== WRITTEN PROBLEM ==
Reproduce verbatim the stretch of the listing from the line containing "deposit-not-arrive-link[interactable]: Deposit did" through the line containing "trade-pair-link-eth[interactable]: XRP/ETH >", including both.

Image layout annotations
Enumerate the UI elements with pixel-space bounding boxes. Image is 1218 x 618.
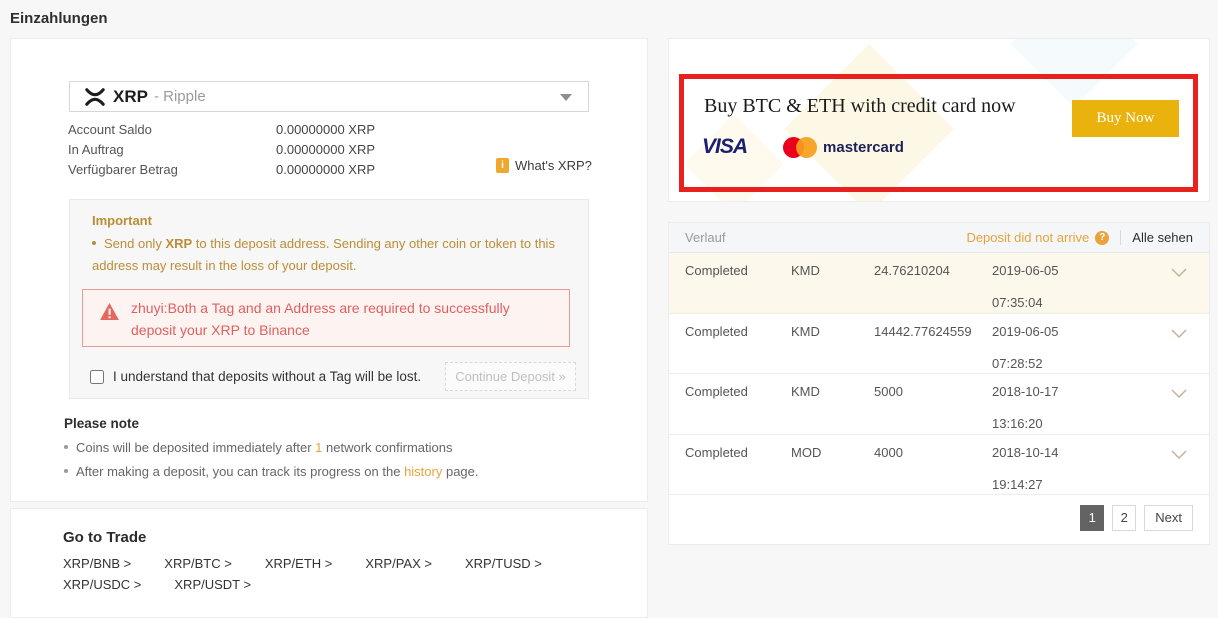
deposit-not-arrive-link[interactable]: Deposit did not arrive [966,230,1090,245]
trade-pair-link-tusd[interactable]: XRP/TUSD > [464,556,542,571]
annotation-highlight-frame: Buy BTC & ETH with credit card now VISA … [679,74,1198,192]
page-title: Einzahlungen [10,10,108,27]
bullet-dot-icon [92,241,96,245]
row-status: Completed [685,263,748,278]
row-datetime: 2018-10-17 13:16:20 [992,384,1059,431]
row-coin: KMD [791,263,820,278]
trade-pair-link-eth[interactable]: XRP/ETH > [264,556,333,571]
row-status: Completed [685,444,748,460]
history-row[interactable]: Completed MOD 4000 2018-10-14 19:14:27 [669,435,1209,495]
expand-chevron-icon[interactable] [1171,389,1187,398]
xrp-logo-icon [85,87,105,106]
deposit-card: XRP - Ripple Account Saldo 0.00000000 XR… [10,38,648,502]
card-logos: VISA mastercard [702,135,904,159]
history-header: Verlauf Deposit did not arrive ? Alle se… [669,223,1209,253]
bullet-dot-icon [64,445,68,449]
pagination-page-1[interactable]: 1 [1080,505,1105,531]
row-coin: KMD [791,323,820,339]
coin-select-dropdown[interactable]: XRP - Ripple [69,81,589,112]
row-coin: MOD [791,444,822,460]
trade-pair-links: XRP/BNB > XRP/BTC > XRP/ETH > XRP/PAX > … [63,556,587,592]
balance-value: 0.00000000 XRP [276,121,376,137]
coin-name: - Ripple [153,88,206,105]
balance-label: Verfügbarer Betrag [68,161,178,177]
divider [1120,230,1122,245]
balance-value: 0.00000000 XRP [276,161,376,177]
row-datetime: 2019-06-05 07:35:04 [992,263,1059,310]
row-status: Completed [685,323,748,339]
banner-title: Buy BTC & ETH with credit card now [704,95,1016,117]
history-title: Verlauf [685,230,726,245]
mastercard-logo: mastercard [783,136,904,158]
row-amount: 5000 [874,384,903,399]
row-coin: KMD [791,384,820,399]
balance-list: Account Saldo 0.00000000 XRP In Auftrag … [68,119,588,179]
expand-chevron-icon[interactable] [1171,268,1187,277]
history-row[interactable]: Completed KMD 24.76210204 2019-06-05 07:… [669,253,1209,314]
coin-symbol: XRP [113,86,148,106]
see-all-link[interactable]: Alle sehen [1132,230,1193,245]
note-confirmations: Coins will be deposited immediately afte… [64,440,604,455]
mastercard-orange-circle-icon [796,136,818,158]
whats-xrp-label: What's XRP? [515,158,592,173]
continue-deposit-button[interactable]: Continue Deposit » [445,362,576,391]
pagination-page-2[interactable]: 2 [1112,505,1137,531]
confirmations-count: 1 [315,440,323,455]
row-datetime: 2019-06-05 07:28:52 [992,323,1059,371]
bullet-dot-icon [64,469,68,473]
important-title: Important [92,213,152,228]
go-to-trade-title: Go to Trade [63,529,147,546]
note-history: After making a deposit, you can track it… [64,464,604,479]
history-row[interactable]: Completed KMD 14442.77624559 2019-06-05 … [669,314,1209,374]
row-amount: 14442.77624559 [874,323,972,339]
history-row[interactable]: Completed KMD 5000 2018-10-17 13:16:20 [669,374,1209,435]
balance-value: 0.00000000 XRP [276,141,376,157]
history-link[interactable]: history [404,464,443,479]
balance-label: In Auftrag [68,141,124,157]
info-book-icon: i [496,158,509,173]
deposit-history-card: Verlauf Deposit did not arrive ? Alle se… [668,222,1210,545]
understand-label: I understand that deposits without a Tag… [113,369,422,384]
row-status: Completed [685,384,748,399]
balance-row-account: Account Saldo 0.00000000 XRP [68,119,588,139]
row-amount: 4000 [874,444,903,460]
help-question-icon[interactable]: ? [1095,230,1110,245]
trade-pair-link-usdc[interactable]: XRP/USDC > [63,577,142,592]
row-datetime: 2018-10-14 19:14:27 [992,444,1059,492]
buy-now-button[interactable]: Buy Now [1072,100,1179,137]
tag-required-alert: zhuyi:Both a Tag and an Address are requ… [82,289,570,347]
balance-label: Account Saldo [68,121,152,137]
pagination: 1 2 Next [1080,505,1193,531]
trade-pair-link-btc[interactable]: XRP/BTC > [164,556,232,571]
visa-logo: VISA [702,135,748,158]
balance-row-available: Verfügbarer Betrag 0.00000000 XRP [68,159,588,179]
whats-xrp-link[interactable]: i What's XRP? [496,158,592,173]
mastercard-wordmark: mastercard [823,138,904,156]
chevron-down-icon [560,94,572,101]
trade-pair-link-bnb[interactable]: XRP/BNB > [63,556,132,571]
expand-chevron-icon[interactable] [1171,328,1187,338]
understand-checkbox[interactable] [90,369,104,384]
warning-triangle-icon [100,303,119,320]
trade-pair-link-usdt[interactable]: XRP/USDT > [174,577,252,592]
please-note-title: Please note [64,416,140,431]
please-note-section: Please note Coins will be deposited imme… [64,416,604,479]
balance-row-in-order: In Auftrag 0.00000000 XRP [68,139,588,159]
important-notice-box: Important Send only XRP to this deposit … [69,199,589,399]
go-to-trade-card: Go to Trade XRP/BNB > XRP/BTC > XRP/ETH … [10,508,648,618]
pagination-next-button[interactable]: Next [1144,505,1193,531]
row-amount: 24.76210204 [874,263,950,278]
alert-text: zhuyi:Both a Tag and an Address are requ… [131,300,510,338]
trade-pair-link-pax[interactable]: XRP/PAX > [365,556,432,571]
important-bullet-text: Send only XRP to this deposit address. S… [92,236,555,273]
expand-chevron-icon[interactable] [1171,449,1187,459]
confirm-row: I understand that deposits without a Tag… [90,362,576,391]
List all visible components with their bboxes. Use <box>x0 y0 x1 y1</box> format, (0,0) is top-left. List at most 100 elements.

== RESULT OF THIS TASK ==
deposit-not-arrive-link[interactable]: Deposit did not arrive [966,230,1090,245]
trade-pair-link-tusd[interactable]: XRP/TUSD > [464,556,542,571]
annotation-highlight-frame: Buy BTC & ETH with credit card now VISA … [679,74,1198,192]
page-title: Einzahlungen [10,10,108,27]
bullet-dot-icon [92,241,96,245]
row-status: Completed [685,263,748,278]
row-datetime: 2018-10-17 13:16:20 [992,384,1059,431]
row-coin: KMD [791,263,820,278]
trade-pair-link-eth[interactable]: XRP/ETH > [264,556,333,571]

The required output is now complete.